BEGIN DATASET EXTRACT

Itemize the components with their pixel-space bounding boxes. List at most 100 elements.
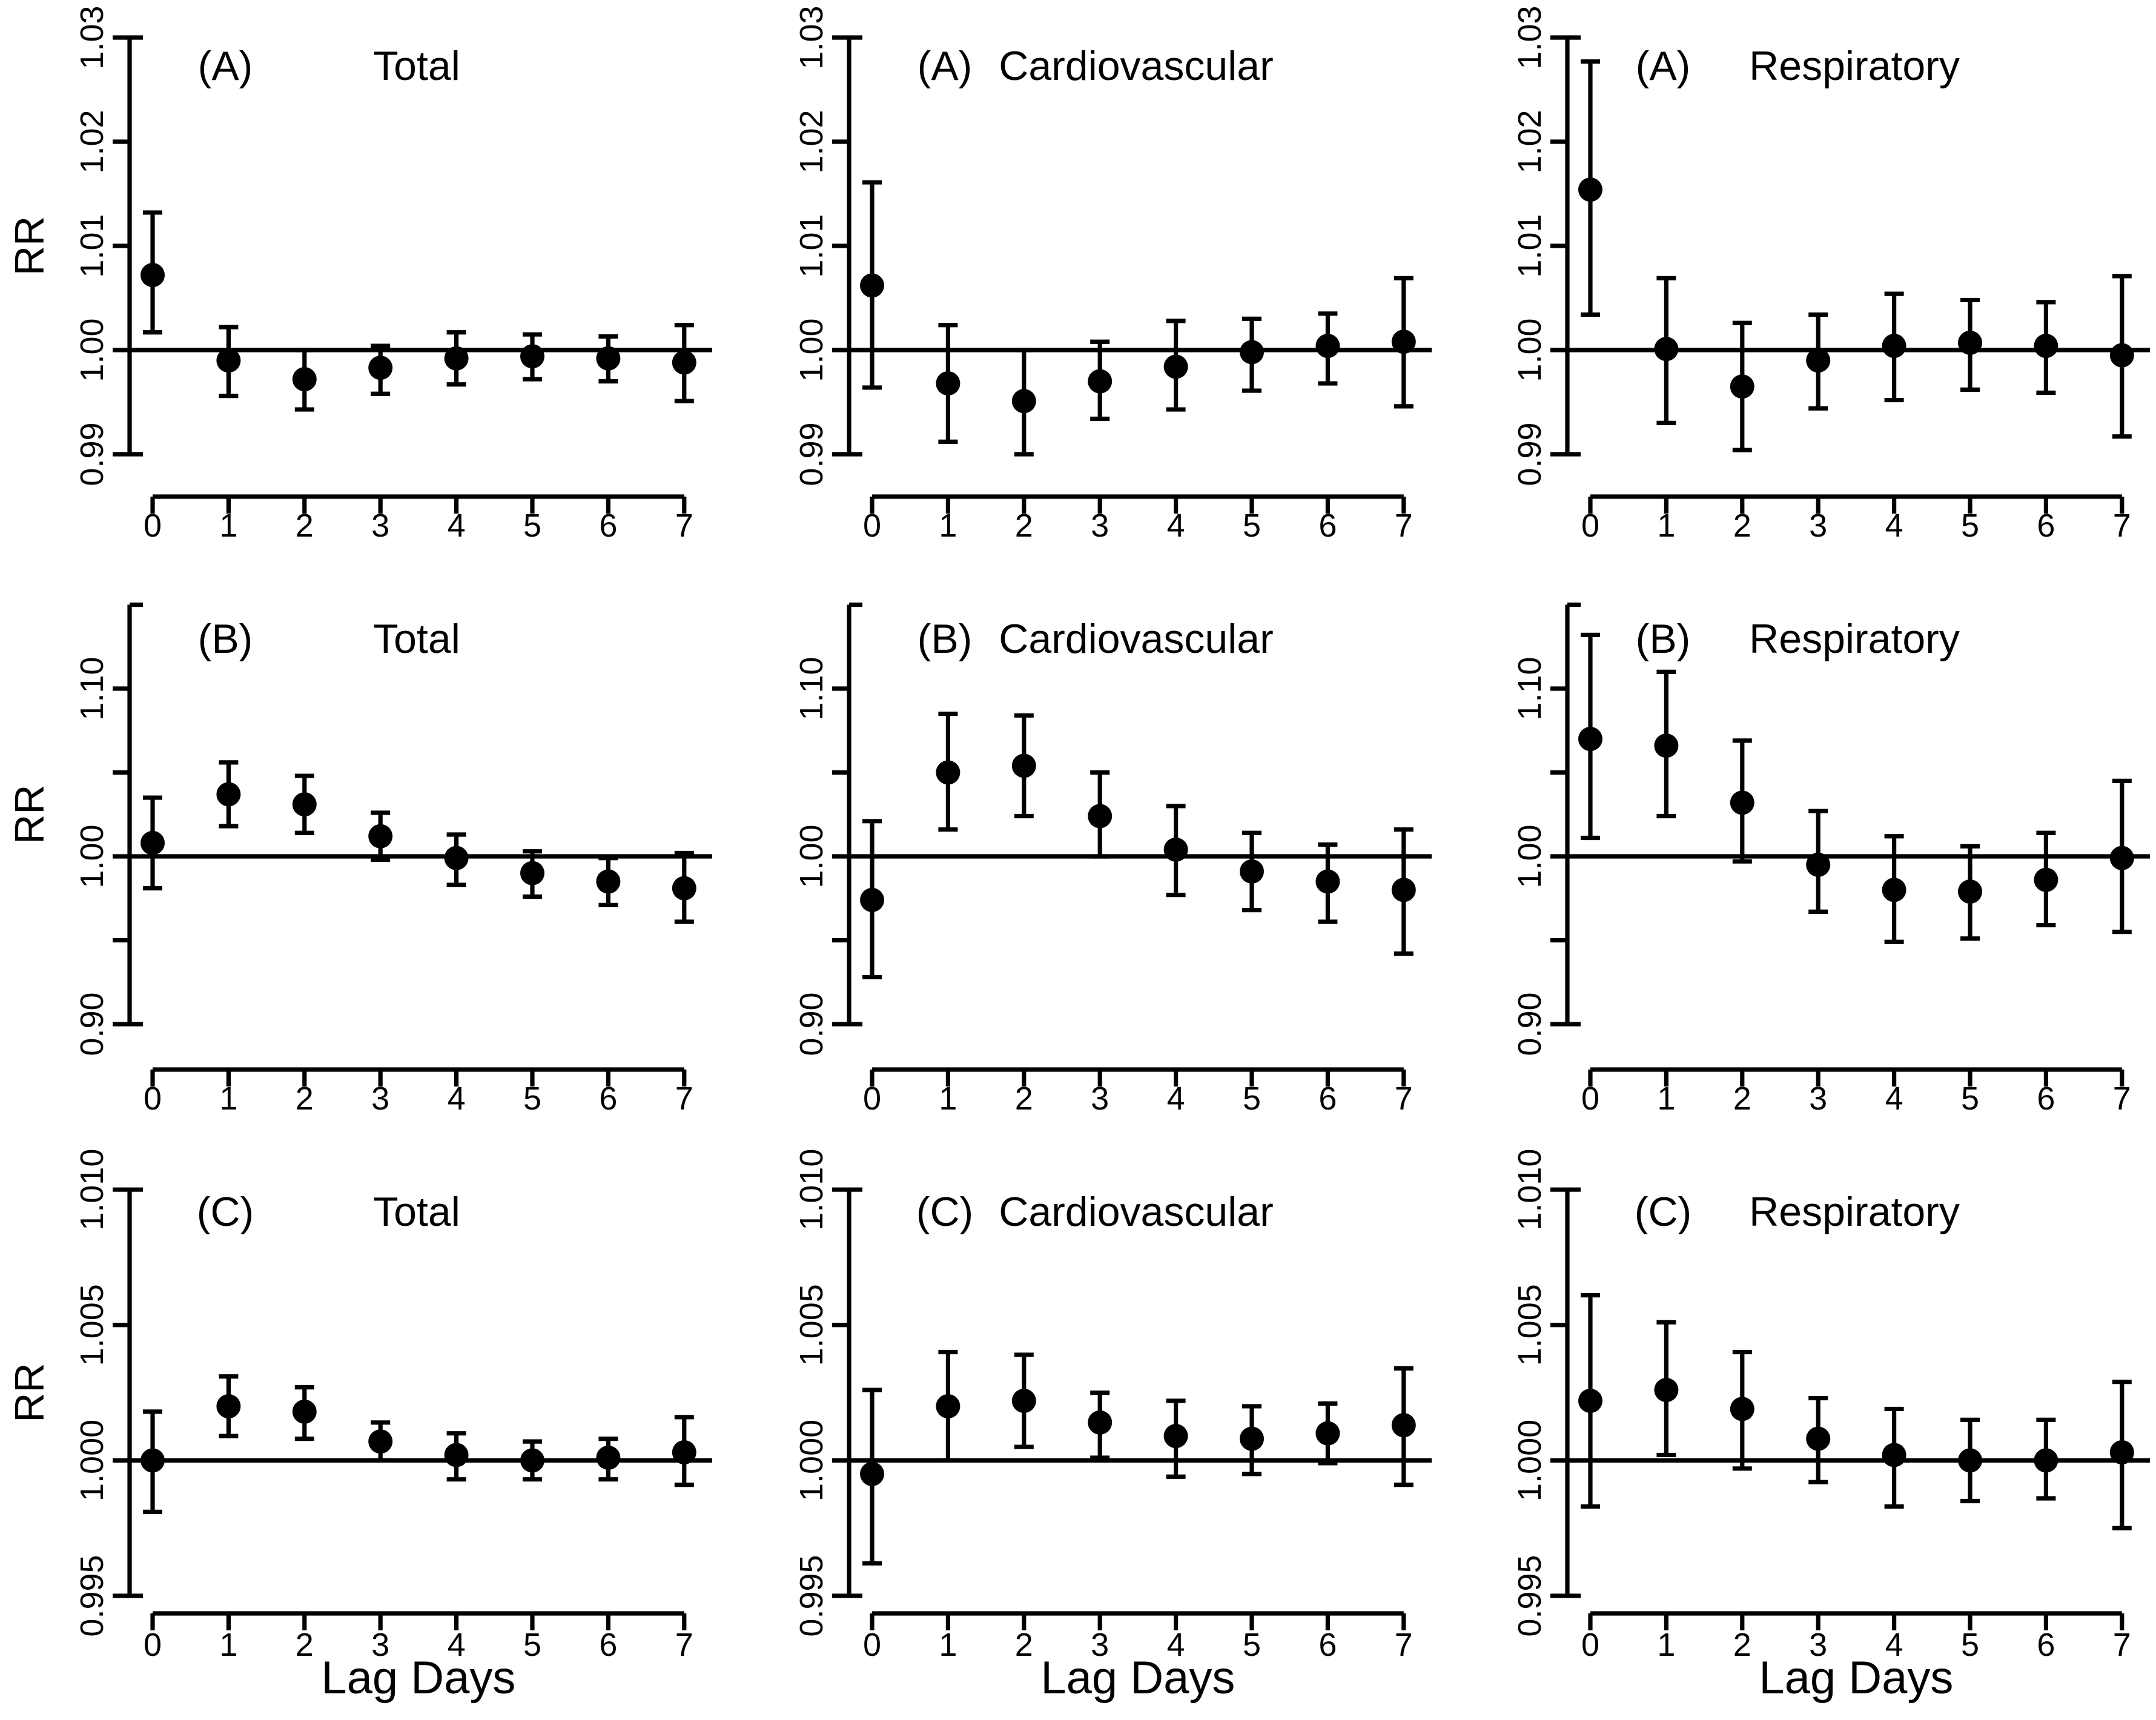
data-point [672,350,696,375]
data-point [1011,753,1036,778]
x-tick-label: 4 [1167,1080,1185,1117]
panel-label: (B) [198,616,253,662]
y-tick-label: 1.00 [793,824,830,888]
data-point [860,1461,884,1486]
panel-a-cardiovascular: 0.99 1.00 1.01 1.02 1.03 0 1 2 3 4 5 6 7 (A) Cardiovas… [719,0,1438,573]
panel-b-respiratory: 0.90 1.00 1.10 0 1 2 3 4 5 6 7 (B) Respiratory [1438,573,2156,1146]
data-point [1958,879,1982,904]
panel-b-respiratory-chart: 0.90 1.00 1.10 0 1 2 3 4 5 6 7 (B) Respiratory [1512,602,2150,1117]
panel-b-total-chart: 0.90 1.00 1.10 0 1 2 3 4 5 6 7 (B) Total RR [7,602,712,1117]
panel-title: Total [373,43,460,89]
data-point [1315,869,1340,894]
data-point [1240,340,1264,365]
x-tick-label: 3 [1091,1627,1109,1663]
x-tick-label: 2 [1733,1627,1751,1663]
data-point [1088,369,1113,394]
panel-label: (A) [918,43,973,89]
x-tick-label: 1 [1657,1080,1675,1117]
panel-title: Total [373,1189,460,1235]
panel-title: Cardiovascular [999,1189,1274,1235]
y-tick-label: 0.995 [74,1555,110,1636]
panel-a-cardiovascular-chart: 0.99 1.00 1.01 1.02 1.03 0 1 2 3 4 5 6 7 (A) Cardiovas… [793,5,1432,544]
data-point [216,1394,241,1418]
x-axis-label: Lag Days [1040,1652,1235,1704]
data-point [292,792,317,817]
x-tick-label: 5 [523,1080,541,1117]
data-point [936,371,961,396]
data-point [1578,177,1602,202]
data-point [2034,1448,2058,1473]
data-point [1391,878,1416,902]
data-point [1088,1410,1113,1435]
x-tick-label: 4 [1885,1080,1903,1117]
y-tick-label: 1.000 [793,1420,830,1501]
x-tick-label: 7 [1395,1080,1413,1117]
panel-a-total-chart: 0.99 1.00 1.01 1.02 1.03 0 1 2 3 4 5 6 7 (A) Total RR [7,5,712,544]
x-tick-label: 6 [2037,1627,2055,1663]
data-point [1882,1443,1906,1467]
x-tick-label: 3 [1809,508,1827,544]
panel-label: (B) [918,616,973,662]
x-tick-label: 4 [448,1627,466,1663]
y-tick-label: 1.010 [1512,1149,1548,1231]
y-tick-label: 1.000 [1512,1420,1548,1501]
y-tick-label: 1.00 [793,318,830,382]
y-tick-label: 1.02 [793,110,830,173]
data-point [1806,1426,1831,1451]
x-tick-label: 3 [1809,1080,1827,1117]
x-tick-label: 5 [1961,1080,1979,1117]
y-tick-label: 1.010 [793,1149,830,1231]
data-point [1163,354,1188,379]
x-tick-label: 7 [675,1080,693,1117]
data-point [1654,1378,1679,1403]
x-tick-label: 1 [1657,1627,1675,1663]
data-point [1391,329,1416,354]
panel-title: Cardiovascular [999,616,1274,662]
x-tick-label: 2 [296,508,314,544]
data-point [368,356,393,380]
y-tick-label: 1.01 [1512,214,1548,277]
data-point [520,1448,544,1473]
x-tick-label: 2 [296,1080,314,1117]
data-point [2109,845,2134,870]
x-tick-label: 6 [599,508,617,544]
data-point [216,348,241,373]
data-point [2034,867,2058,892]
data-point [672,1440,696,1464]
x-tick-label: 4 [1167,508,1185,544]
panel-label: (C) [916,1189,973,1235]
y-tick-label: 1.10 [74,657,110,720]
data-point [1578,727,1602,752]
data-point [292,1399,317,1424]
data-point [216,782,241,807]
panel-c-cardiovascular: 0.995 1.000 1.005 1.010 0 1 2 3 4 5 6 7 (C) Cardiovas… [719,1146,1438,1720]
panel-a-respiratory-chart: 0.99 1.00 1.01 1.02 1.03 0 1 2 3 4 5 6 7 (A) Respirato… [1512,5,2150,544]
data-point [860,888,884,913]
data-point [2109,343,2134,368]
x-tick-label: 5 [1961,1627,1979,1663]
y-tick-label: 1.02 [74,110,110,173]
x-tick-label: 2 [296,1627,314,1663]
x-tick-label: 1 [219,1080,237,1117]
y-tick-label: 1.02 [1512,110,1548,173]
data-point [141,830,165,855]
panel-title: Total [373,616,460,662]
x-tick-label: 6 [599,1627,617,1663]
data-point [1730,790,1754,815]
x-tick-label: 4 [1167,1627,1185,1663]
y-tick-label: 1.00 [1512,318,1548,382]
data-point [520,344,544,369]
x-axis-label: Lag Days [321,1652,515,1704]
x-tick-label: 4 [1885,1627,1903,1663]
data-point [368,824,393,848]
x-tick-label: 0 [863,1627,881,1663]
x-tick-label: 2 [1733,1080,1751,1117]
y-tick-label: 1.03 [1512,5,1548,69]
x-tick-label: 0 [1581,1080,1599,1117]
data-point [1088,804,1113,829]
x-tick-label: 4 [448,508,466,544]
data-point [292,367,317,392]
y-tick-label: 0.995 [793,1555,830,1636]
data-point [1163,837,1188,862]
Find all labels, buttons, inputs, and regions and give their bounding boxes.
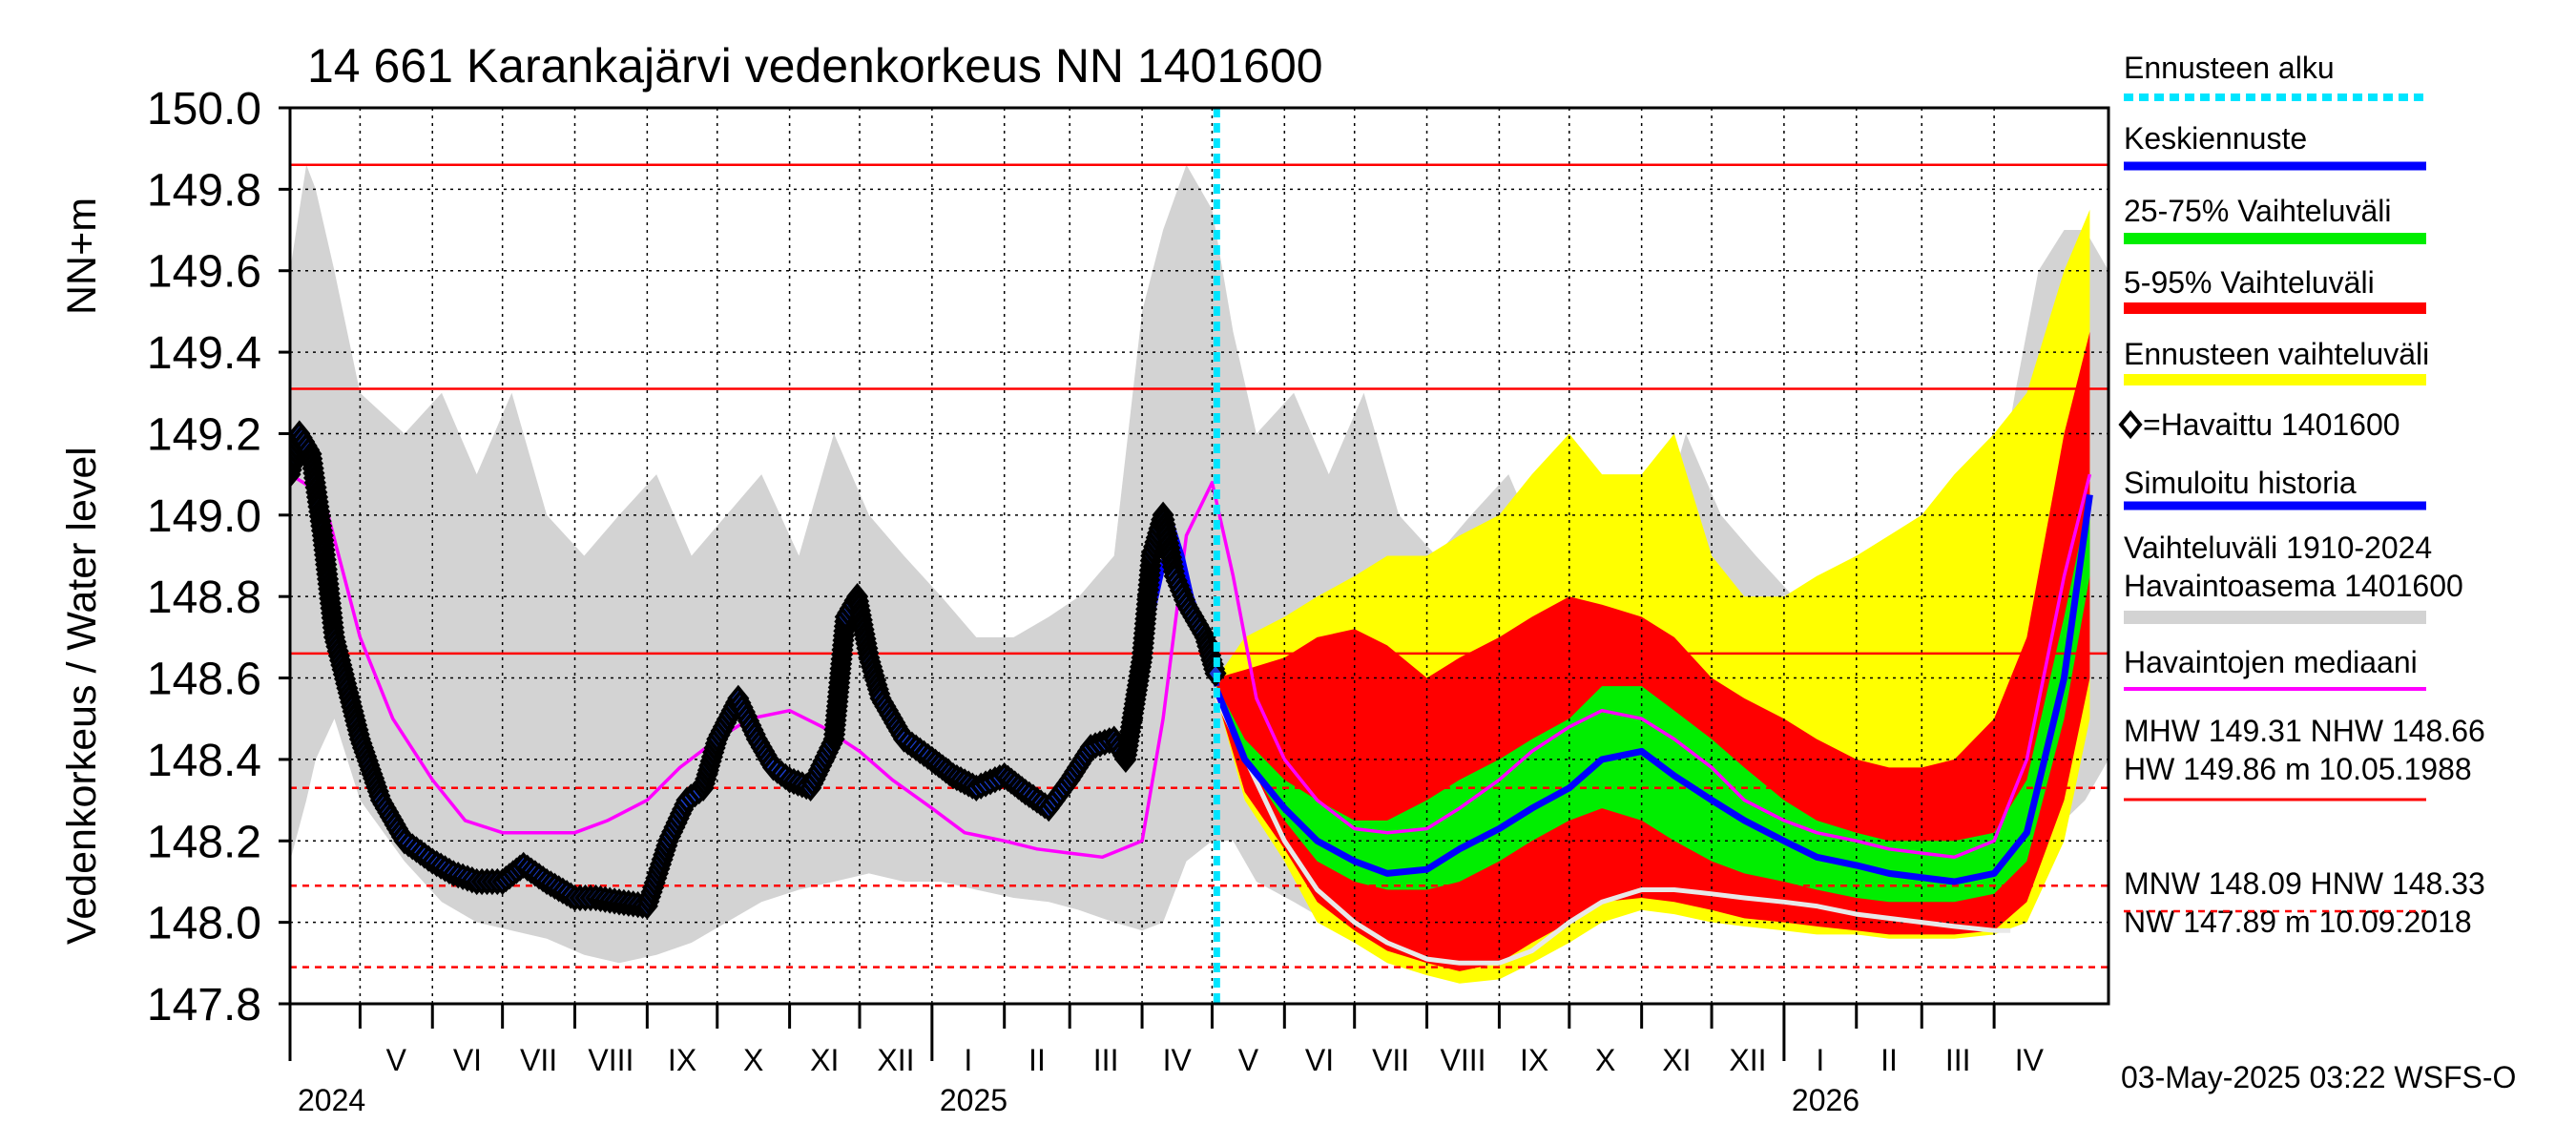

END DATASET EXTRACT

PROBLEM TO SOLVE
Copy out the records verbatim, from the line containing "data-point [672,350,696,375]" through the line containing "panel-title: Total [373,1189,460,1235]", both lines included.

EXPECTED OUTPUT
data-point [672,350,696,375]
data-point [1011,753,1036,778]
x-tick-label: 4 [1167,1080,1185,1117]
panel-label: (B) [198,616,253,662]
y-tick-label: 1.00 [793,824,830,888]
data-point [860,1461,884,1486]
panel-a-cardiovascular: 0.99 1.00 1.01 1.02 1.03 0 1 2 3 4 5 6 7 (A) Cardiovas… [719,0,1438,573]
panel-b-respiratory: 0.90 1.00 1.10 0 1 2 3 4 5 6 7 (B) Respiratory [1438,573,2156,1146]
data-point [1958,879,1982,904]
panel-b-respiratory-chart: 0.90 1.00 1.10 0 1 2 3 4 5 6 7 (B) Respiratory [1512,602,2150,1117]
panel-b-total-chart: 0.90 1.00 1.10 0 1 2 3 4 5 6 7 (B) Total RR [7,602,712,1117]
panel-title: Total [373,43,460,89]
data-point [1315,869,1340,894]
data-point [1240,340,1264,365]
x-tick-label: 3 [1091,1627,1109,1663]
x-tick-label: 2 [1733,1627,1751,1663]
data-point [1088,369,1113,394]
panel-label: (A) [918,43,973,89]
x-tick-label: 1 [1657,1080,1675,1117]
panel-title: Total [373,1189,460,1235]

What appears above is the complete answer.